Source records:
▬▬▬

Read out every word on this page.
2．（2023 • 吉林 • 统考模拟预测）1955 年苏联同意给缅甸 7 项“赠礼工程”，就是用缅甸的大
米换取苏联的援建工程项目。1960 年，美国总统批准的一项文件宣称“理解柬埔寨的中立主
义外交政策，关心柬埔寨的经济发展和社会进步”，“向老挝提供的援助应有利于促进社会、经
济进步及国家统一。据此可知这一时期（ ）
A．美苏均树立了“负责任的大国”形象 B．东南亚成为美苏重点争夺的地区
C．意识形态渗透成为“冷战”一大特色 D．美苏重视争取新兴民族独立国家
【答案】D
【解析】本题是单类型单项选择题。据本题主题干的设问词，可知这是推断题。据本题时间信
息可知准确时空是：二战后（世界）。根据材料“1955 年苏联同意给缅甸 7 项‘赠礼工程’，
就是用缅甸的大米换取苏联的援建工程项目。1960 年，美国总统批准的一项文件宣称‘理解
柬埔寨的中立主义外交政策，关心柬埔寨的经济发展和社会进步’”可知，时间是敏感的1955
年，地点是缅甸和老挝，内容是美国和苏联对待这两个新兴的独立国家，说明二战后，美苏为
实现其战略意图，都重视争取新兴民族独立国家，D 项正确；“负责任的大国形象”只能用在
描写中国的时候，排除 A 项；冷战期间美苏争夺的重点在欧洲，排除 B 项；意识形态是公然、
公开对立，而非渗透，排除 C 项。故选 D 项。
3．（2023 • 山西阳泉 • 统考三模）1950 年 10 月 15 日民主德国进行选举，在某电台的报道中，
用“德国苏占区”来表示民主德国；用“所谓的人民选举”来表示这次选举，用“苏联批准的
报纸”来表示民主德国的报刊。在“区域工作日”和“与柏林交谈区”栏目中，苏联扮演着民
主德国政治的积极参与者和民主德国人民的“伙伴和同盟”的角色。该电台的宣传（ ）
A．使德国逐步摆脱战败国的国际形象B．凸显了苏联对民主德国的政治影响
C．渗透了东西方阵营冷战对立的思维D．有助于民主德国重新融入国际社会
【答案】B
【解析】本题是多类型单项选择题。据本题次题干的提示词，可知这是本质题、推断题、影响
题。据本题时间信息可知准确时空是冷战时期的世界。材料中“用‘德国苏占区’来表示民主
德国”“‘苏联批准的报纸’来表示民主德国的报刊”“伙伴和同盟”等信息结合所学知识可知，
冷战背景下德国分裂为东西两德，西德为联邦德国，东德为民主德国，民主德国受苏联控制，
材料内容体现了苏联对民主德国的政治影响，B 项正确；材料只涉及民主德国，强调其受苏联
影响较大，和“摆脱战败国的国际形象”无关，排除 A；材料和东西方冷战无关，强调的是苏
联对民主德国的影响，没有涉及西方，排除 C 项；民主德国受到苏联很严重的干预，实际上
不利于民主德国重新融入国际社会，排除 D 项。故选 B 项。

▬▬▬

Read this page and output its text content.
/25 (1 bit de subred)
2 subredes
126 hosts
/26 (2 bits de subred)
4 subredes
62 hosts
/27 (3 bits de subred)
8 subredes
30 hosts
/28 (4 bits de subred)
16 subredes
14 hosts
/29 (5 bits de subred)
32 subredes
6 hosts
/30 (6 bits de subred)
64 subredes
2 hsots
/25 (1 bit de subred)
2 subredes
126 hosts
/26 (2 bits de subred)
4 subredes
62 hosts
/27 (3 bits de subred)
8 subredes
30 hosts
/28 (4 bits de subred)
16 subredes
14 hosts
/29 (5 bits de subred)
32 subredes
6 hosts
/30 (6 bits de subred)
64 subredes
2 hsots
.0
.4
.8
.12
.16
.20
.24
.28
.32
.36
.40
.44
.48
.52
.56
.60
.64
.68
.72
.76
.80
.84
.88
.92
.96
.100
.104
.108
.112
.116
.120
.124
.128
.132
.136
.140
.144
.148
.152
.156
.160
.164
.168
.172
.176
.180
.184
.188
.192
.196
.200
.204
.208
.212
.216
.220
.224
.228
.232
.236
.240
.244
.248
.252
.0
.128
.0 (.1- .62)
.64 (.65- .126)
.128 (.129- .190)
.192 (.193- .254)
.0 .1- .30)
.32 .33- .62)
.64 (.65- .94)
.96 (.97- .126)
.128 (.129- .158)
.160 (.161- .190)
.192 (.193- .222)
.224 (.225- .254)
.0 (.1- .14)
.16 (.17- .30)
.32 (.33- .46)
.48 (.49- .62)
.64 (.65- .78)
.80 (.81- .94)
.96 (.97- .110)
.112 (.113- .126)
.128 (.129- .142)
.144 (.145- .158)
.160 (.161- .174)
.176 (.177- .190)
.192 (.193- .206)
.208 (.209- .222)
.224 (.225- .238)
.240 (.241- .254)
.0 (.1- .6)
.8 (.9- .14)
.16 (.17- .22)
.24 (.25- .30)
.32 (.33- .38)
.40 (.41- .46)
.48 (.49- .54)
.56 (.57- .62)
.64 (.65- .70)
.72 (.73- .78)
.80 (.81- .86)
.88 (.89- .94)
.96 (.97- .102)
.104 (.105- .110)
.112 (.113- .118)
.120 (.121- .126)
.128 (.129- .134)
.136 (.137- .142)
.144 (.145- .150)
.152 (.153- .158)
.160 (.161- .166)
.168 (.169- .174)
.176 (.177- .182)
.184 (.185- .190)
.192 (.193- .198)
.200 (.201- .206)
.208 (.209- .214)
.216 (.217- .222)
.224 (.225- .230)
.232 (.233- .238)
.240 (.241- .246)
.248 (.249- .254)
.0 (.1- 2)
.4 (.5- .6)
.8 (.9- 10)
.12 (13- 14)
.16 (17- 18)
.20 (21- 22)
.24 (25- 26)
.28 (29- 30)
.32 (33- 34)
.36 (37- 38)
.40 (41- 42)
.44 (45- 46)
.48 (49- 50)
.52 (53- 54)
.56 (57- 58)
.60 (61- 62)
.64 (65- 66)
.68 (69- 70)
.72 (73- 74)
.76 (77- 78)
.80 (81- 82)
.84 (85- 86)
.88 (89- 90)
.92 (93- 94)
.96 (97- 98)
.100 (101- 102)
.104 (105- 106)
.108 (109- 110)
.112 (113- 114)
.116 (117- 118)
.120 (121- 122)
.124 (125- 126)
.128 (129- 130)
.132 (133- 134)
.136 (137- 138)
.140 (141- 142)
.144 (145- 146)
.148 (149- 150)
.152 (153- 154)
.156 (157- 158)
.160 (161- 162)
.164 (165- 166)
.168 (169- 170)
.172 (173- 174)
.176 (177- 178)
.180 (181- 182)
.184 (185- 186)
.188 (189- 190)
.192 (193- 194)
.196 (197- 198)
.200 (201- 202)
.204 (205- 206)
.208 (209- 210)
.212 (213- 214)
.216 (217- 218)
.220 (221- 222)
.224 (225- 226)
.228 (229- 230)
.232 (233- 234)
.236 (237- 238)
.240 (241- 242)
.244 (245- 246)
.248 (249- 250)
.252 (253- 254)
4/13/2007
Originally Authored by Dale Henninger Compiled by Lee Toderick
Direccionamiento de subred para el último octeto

▬▬▬

Which lines above contain the word "Read"? Copy each of them.

The completed task:
Read out every word on this page.
Read this page and output its text content.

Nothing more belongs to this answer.